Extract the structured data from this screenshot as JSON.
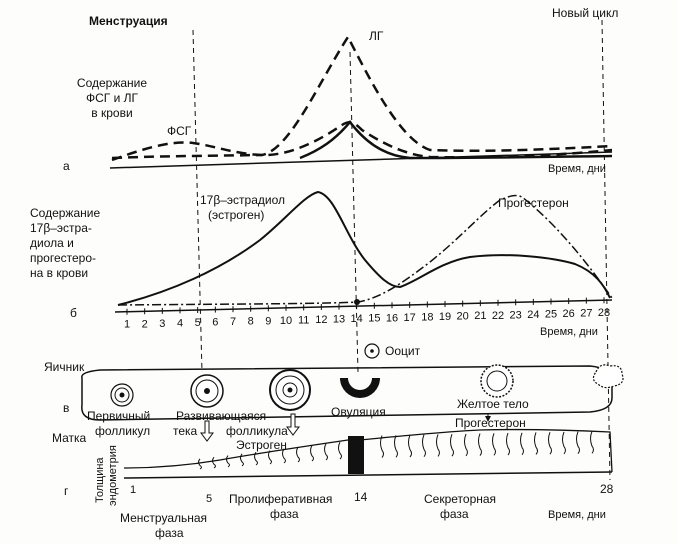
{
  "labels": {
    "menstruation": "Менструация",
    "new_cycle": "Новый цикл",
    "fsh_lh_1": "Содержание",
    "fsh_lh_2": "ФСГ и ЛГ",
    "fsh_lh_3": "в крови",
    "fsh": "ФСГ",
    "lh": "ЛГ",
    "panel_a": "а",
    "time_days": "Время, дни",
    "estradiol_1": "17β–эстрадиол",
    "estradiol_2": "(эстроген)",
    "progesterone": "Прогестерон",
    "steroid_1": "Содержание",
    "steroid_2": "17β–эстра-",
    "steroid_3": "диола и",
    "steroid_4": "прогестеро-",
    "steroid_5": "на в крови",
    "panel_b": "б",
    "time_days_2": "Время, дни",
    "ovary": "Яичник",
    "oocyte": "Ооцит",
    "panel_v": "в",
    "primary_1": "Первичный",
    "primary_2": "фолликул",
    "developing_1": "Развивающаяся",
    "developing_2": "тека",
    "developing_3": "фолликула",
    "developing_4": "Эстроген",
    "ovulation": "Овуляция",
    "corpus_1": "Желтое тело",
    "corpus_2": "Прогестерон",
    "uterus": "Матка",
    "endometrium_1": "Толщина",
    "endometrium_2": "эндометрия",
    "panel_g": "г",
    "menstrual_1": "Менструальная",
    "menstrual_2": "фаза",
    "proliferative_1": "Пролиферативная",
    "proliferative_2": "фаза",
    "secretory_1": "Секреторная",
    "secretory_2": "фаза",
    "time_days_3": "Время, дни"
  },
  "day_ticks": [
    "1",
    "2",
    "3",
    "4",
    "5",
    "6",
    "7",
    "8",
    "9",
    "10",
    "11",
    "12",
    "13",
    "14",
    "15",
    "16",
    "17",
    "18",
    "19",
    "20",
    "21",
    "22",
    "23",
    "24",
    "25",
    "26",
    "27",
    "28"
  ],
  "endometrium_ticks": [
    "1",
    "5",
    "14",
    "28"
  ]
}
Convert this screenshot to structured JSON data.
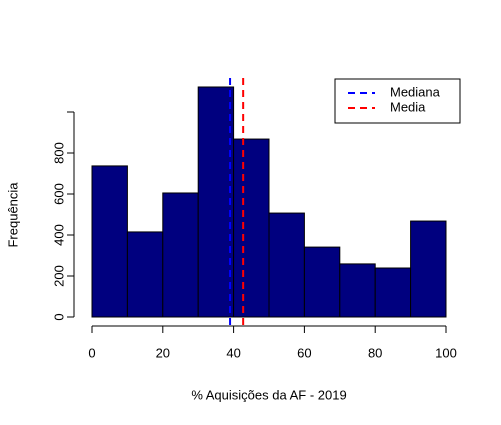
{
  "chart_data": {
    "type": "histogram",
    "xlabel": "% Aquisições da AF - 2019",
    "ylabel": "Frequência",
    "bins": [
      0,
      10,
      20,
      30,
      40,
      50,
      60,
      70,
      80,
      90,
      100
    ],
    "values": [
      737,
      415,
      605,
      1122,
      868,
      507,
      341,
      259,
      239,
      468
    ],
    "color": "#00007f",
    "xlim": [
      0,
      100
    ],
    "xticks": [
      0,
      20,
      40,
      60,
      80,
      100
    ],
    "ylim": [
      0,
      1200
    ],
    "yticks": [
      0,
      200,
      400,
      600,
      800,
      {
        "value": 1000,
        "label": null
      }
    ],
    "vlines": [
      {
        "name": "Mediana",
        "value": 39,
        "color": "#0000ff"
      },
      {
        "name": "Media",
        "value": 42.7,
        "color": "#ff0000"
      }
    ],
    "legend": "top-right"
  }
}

WORK TO COMPLETE:
In the records above, find the line with "Convert this screenshot" and copy from it through the last line exactly, without the pictures.

ANSWER TO THE EXERCISE:
Convert this screenshot to structured JSON data.
{
  "chart_data": {
    "type": "histogram",
    "xlabel": "% Aquisições da AF - 2019",
    "ylabel": "Frequência",
    "bins": [
      0,
      10,
      20,
      30,
      40,
      50,
      60,
      70,
      80,
      90,
      100
    ],
    "values": [
      737,
      415,
      605,
      1122,
      868,
      507,
      341,
      259,
      239,
      468
    ],
    "color": "#00007f",
    "xlim": [
      0,
      100
    ],
    "xticks": [
      0,
      20,
      40,
      60,
      80,
      100
    ],
    "ylim": [
      0,
      1200
    ],
    "yticks": [
      0,
      200,
      400,
      600,
      800,
      {
        "value": 1000,
        "label": null
      }
    ],
    "vlines": [
      {
        "name": "Mediana",
        "value": 39,
        "color": "#0000ff"
      },
      {
        "name": "Media",
        "value": 42.7,
        "color": "#ff0000"
      }
    ],
    "legend": "top-right"
  }
}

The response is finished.